## Directions for this task
Carry none of the pictures over; set down the material below exactly.

=== Exercise inputs ===

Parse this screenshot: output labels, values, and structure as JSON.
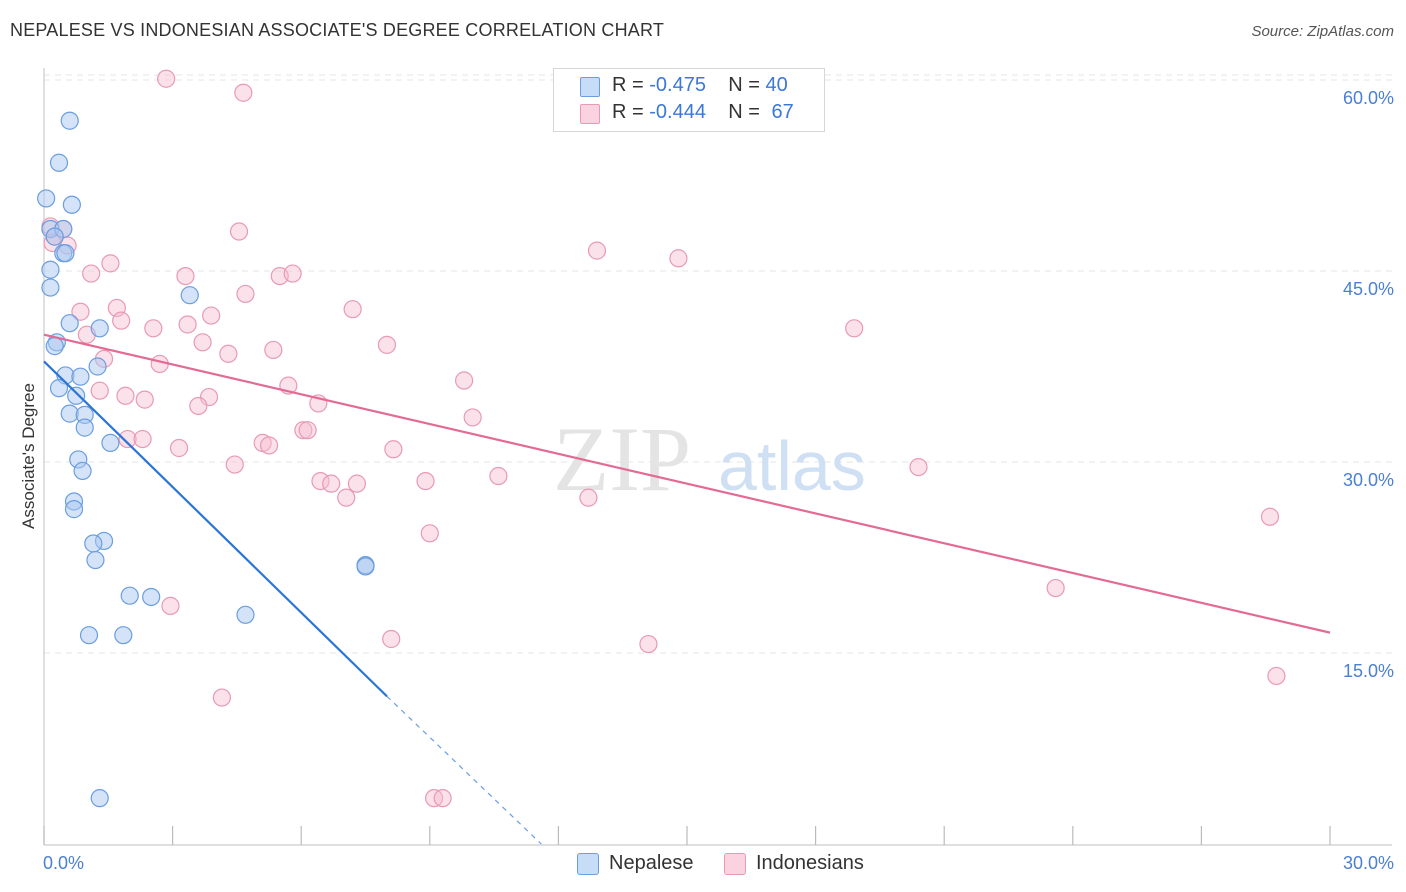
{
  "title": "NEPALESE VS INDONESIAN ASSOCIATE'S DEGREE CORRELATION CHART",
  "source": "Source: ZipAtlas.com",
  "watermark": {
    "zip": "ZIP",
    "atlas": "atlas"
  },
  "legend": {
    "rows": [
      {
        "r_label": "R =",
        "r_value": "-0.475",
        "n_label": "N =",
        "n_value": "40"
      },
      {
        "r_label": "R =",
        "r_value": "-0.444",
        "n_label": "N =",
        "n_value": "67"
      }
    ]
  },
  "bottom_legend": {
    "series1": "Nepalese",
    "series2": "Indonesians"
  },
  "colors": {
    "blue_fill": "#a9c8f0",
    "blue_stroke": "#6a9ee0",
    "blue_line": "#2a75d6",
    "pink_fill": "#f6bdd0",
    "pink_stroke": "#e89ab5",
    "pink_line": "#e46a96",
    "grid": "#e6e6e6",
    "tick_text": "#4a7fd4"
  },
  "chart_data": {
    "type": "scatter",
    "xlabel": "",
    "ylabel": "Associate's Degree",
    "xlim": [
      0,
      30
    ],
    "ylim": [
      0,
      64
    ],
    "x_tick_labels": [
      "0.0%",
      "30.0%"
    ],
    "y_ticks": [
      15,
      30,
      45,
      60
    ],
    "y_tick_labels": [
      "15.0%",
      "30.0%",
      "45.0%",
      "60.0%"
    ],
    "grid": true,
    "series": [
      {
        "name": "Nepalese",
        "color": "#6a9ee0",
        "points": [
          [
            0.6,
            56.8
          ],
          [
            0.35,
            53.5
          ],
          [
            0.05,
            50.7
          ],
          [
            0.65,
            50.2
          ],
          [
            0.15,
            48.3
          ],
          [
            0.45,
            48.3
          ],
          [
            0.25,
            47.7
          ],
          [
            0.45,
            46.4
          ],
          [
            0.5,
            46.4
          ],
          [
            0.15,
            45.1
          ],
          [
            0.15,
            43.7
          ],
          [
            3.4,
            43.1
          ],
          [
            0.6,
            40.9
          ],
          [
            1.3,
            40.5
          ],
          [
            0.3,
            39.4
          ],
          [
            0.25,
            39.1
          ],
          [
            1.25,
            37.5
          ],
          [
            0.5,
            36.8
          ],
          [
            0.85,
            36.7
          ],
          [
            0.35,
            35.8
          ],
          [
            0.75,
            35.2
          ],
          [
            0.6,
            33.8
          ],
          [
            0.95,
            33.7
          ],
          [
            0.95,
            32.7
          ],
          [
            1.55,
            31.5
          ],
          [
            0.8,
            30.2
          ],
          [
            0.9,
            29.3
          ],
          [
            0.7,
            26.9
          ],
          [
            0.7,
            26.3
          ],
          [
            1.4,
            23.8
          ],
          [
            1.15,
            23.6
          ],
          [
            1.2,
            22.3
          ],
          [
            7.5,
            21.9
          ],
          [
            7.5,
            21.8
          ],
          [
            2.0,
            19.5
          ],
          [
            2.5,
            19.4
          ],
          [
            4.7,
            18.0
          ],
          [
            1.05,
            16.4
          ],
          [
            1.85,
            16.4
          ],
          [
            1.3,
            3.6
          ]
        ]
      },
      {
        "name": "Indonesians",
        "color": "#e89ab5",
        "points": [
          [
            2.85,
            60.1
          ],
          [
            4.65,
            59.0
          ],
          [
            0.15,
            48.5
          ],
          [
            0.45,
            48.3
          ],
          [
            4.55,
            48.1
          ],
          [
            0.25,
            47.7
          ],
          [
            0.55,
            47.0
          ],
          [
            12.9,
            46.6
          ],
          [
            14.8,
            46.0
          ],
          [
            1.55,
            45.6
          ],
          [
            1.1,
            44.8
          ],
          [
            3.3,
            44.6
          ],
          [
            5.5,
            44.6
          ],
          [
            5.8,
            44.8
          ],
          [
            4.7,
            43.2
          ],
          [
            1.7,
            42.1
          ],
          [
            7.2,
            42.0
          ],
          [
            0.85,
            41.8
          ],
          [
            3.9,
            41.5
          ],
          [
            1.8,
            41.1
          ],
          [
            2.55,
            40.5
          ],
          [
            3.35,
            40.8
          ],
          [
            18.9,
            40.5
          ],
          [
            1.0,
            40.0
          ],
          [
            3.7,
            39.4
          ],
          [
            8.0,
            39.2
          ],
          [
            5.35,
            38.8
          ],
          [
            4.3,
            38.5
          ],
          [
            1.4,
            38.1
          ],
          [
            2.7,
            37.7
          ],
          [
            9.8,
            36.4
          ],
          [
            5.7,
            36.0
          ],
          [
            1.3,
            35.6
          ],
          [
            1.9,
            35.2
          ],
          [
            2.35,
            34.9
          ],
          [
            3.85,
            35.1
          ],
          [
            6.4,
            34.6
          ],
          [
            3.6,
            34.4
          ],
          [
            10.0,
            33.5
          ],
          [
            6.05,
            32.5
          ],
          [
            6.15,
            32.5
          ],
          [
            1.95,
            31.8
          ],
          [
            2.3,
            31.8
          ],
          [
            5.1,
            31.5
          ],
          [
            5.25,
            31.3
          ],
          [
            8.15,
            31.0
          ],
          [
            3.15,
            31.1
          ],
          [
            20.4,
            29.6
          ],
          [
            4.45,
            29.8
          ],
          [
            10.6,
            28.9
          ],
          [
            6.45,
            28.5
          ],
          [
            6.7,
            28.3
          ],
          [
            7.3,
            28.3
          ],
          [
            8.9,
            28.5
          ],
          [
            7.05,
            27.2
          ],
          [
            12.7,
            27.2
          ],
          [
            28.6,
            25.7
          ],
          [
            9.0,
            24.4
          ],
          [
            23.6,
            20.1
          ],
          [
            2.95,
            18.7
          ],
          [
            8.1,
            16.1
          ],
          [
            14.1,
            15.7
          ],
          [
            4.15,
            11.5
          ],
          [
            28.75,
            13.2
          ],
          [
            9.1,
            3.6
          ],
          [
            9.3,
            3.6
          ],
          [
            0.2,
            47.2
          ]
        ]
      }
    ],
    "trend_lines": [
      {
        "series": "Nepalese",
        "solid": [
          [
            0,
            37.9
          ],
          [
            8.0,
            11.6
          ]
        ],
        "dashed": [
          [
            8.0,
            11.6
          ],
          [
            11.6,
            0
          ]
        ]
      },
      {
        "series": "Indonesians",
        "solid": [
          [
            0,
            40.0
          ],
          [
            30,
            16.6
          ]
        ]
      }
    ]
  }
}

===

## Answer
Parse this screenshot: output labels, values, and structure as JSON.
{
  "title": "NEPALESE VS INDONESIAN ASSOCIATE'S DEGREE CORRELATION CHART",
  "source": "Source: ZipAtlas.com",
  "watermark": {
    "zip": "ZIP",
    "atlas": "atlas"
  },
  "legend": {
    "rows": [
      {
        "r_label": "R =",
        "r_value": "-0.475",
        "n_label": "N =",
        "n_value": "40"
      },
      {
        "r_label": "R =",
        "r_value": "-0.444",
        "n_label": "N =",
        "n_value": "67"
      }
    ]
  },
  "bottom_legend": {
    "series1": "Nepalese",
    "series2": "Indonesians"
  },
  "colors": {
    "blue_fill": "#a9c8f0",
    "blue_stroke": "#6a9ee0",
    "blue_line": "#2a75d6",
    "pink_fill": "#f6bdd0",
    "pink_stroke": "#e89ab5",
    "pink_line": "#e46a96",
    "grid": "#e6e6e6",
    "tick_text": "#4a7fd4"
  },
  "chart_data": {
    "type": "scatter",
    "xlabel": "",
    "ylabel": "Associate's Degree",
    "xlim": [
      0,
      30
    ],
    "ylim": [
      0,
      64
    ],
    "x_tick_labels": [
      "0.0%",
      "30.0%"
    ],
    "y_ticks": [
      15,
      30,
      45,
      60
    ],
    "y_tick_labels": [
      "15.0%",
      "30.0%",
      "45.0%",
      "60.0%"
    ],
    "grid": true,
    "series": [
      {
        "name": "Nepalese",
        "color": "#6a9ee0",
        "points": [
          [
            0.6,
            56.8
          ],
          [
            0.35,
            53.5
          ],
          [
            0.05,
            50.7
          ],
          [
            0.65,
            50.2
          ],
          [
            0.15,
            48.3
          ],
          [
            0.45,
            48.3
          ],
          [
            0.25,
            47.7
          ],
          [
            0.45,
            46.4
          ],
          [
            0.5,
            46.4
          ],
          [
            0.15,
            45.1
          ],
          [
            0.15,
            43.7
          ],
          [
            3.4,
            43.1
          ],
          [
            0.6,
            40.9
          ],
          [
            1.3,
            40.5
          ],
          [
            0.3,
            39.4
          ],
          [
            0.25,
            39.1
          ],
          [
            1.25,
            37.5
          ],
          [
            0.5,
            36.8
          ],
          [
            0.85,
            36.7
          ],
          [
            0.35,
            35.8
          ],
          [
            0.75,
            35.2
          ],
          [
            0.6,
            33.8
          ],
          [
            0.95,
            33.7
          ],
          [
            0.95,
            32.7
          ],
          [
            1.55,
            31.5
          ],
          [
            0.8,
            30.2
          ],
          [
            0.9,
            29.3
          ],
          [
            0.7,
            26.9
          ],
          [
            0.7,
            26.3
          ],
          [
            1.4,
            23.8
          ],
          [
            1.15,
            23.6
          ],
          [
            1.2,
            22.3
          ],
          [
            7.5,
            21.9
          ],
          [
            7.5,
            21.8
          ],
          [
            2.0,
            19.5
          ],
          [
            2.5,
            19.4
          ],
          [
            4.7,
            18.0
          ],
          [
            1.05,
            16.4
          ],
          [
            1.85,
            16.4
          ],
          [
            1.3,
            3.6
          ]
        ]
      },
      {
        "name": "Indonesians",
        "color": "#e89ab5",
        "points": [
          [
            2.85,
            60.1
          ],
          [
            4.65,
            59.0
          ],
          [
            0.15,
            48.5
          ],
          [
            0.45,
            48.3
          ],
          [
            4.55,
            48.1
          ],
          [
            0.25,
            47.7
          ],
          [
            0.55,
            47.0
          ],
          [
            12.9,
            46.6
          ],
          [
            14.8,
            46.0
          ],
          [
            1.55,
            45.6
          ],
          [
            1.1,
            44.8
          ],
          [
            3.3,
            44.6
          ],
          [
            5.5,
            44.6
          ],
          [
            5.8,
            44.8
          ],
          [
            4.7,
            43.2
          ],
          [
            1.7,
            42.1
          ],
          [
            7.2,
            42.0
          ],
          [
            0.85,
            41.8
          ],
          [
            3.9,
            41.5
          ],
          [
            1.8,
            41.1
          ],
          [
            2.55,
            40.5
          ],
          [
            3.35,
            40.8
          ],
          [
            18.9,
            40.5
          ],
          [
            1.0,
            40.0
          ],
          [
            3.7,
            39.4
          ],
          [
            8.0,
            39.2
          ],
          [
            5.35,
            38.8
          ],
          [
            4.3,
            38.5
          ],
          [
            1.4,
            38.1
          ],
          [
            2.7,
            37.7
          ],
          [
            9.8,
            36.4
          ],
          [
            5.7,
            36.0
          ],
          [
            1.3,
            35.6
          ],
          [
            1.9,
            35.2
          ],
          [
            2.35,
            34.9
          ],
          [
            3.85,
            35.1
          ],
          [
            6.4,
            34.6
          ],
          [
            3.6,
            34.4
          ],
          [
            10.0,
            33.5
          ],
          [
            6.05,
            32.5
          ],
          [
            6.15,
            32.5
          ],
          [
            1.95,
            31.8
          ],
          [
            2.3,
            31.8
          ],
          [
            5.1,
            31.5
          ],
          [
            5.25,
            31.3
          ],
          [
            8.15,
            31.0
          ],
          [
            3.15,
            31.1
          ],
          [
            20.4,
            29.6
          ],
          [
            4.45,
            29.8
          ],
          [
            10.6,
            28.9
          ],
          [
            6.45,
            28.5
          ],
          [
            6.7,
            28.3
          ],
          [
            7.3,
            28.3
          ],
          [
            8.9,
            28.5
          ],
          [
            7.05,
            27.2
          ],
          [
            12.7,
            27.2
          ],
          [
            28.6,
            25.7
          ],
          [
            9.0,
            24.4
          ],
          [
            23.6,
            20.1
          ],
          [
            2.95,
            18.7
          ],
          [
            8.1,
            16.1
          ],
          [
            14.1,
            15.7
          ],
          [
            4.15,
            11.5
          ],
          [
            28.75,
            13.2
          ],
          [
            9.1,
            3.6
          ],
          [
            9.3,
            3.6
          ],
          [
            0.2,
            47.2
          ]
        ]
      }
    ],
    "trend_lines": [
      {
        "series": "Nepalese",
        "solid": [
          [
            0,
            37.9
          ],
          [
            8.0,
            11.6
          ]
        ],
        "dashed": [
          [
            8.0,
            11.6
          ],
          [
            11.6,
            0
          ]
        ]
      },
      {
        "series": "Indonesians",
        "solid": [
          [
            0,
            40.0
          ],
          [
            30,
            16.6
          ]
        ]
      }
    ]
  }
}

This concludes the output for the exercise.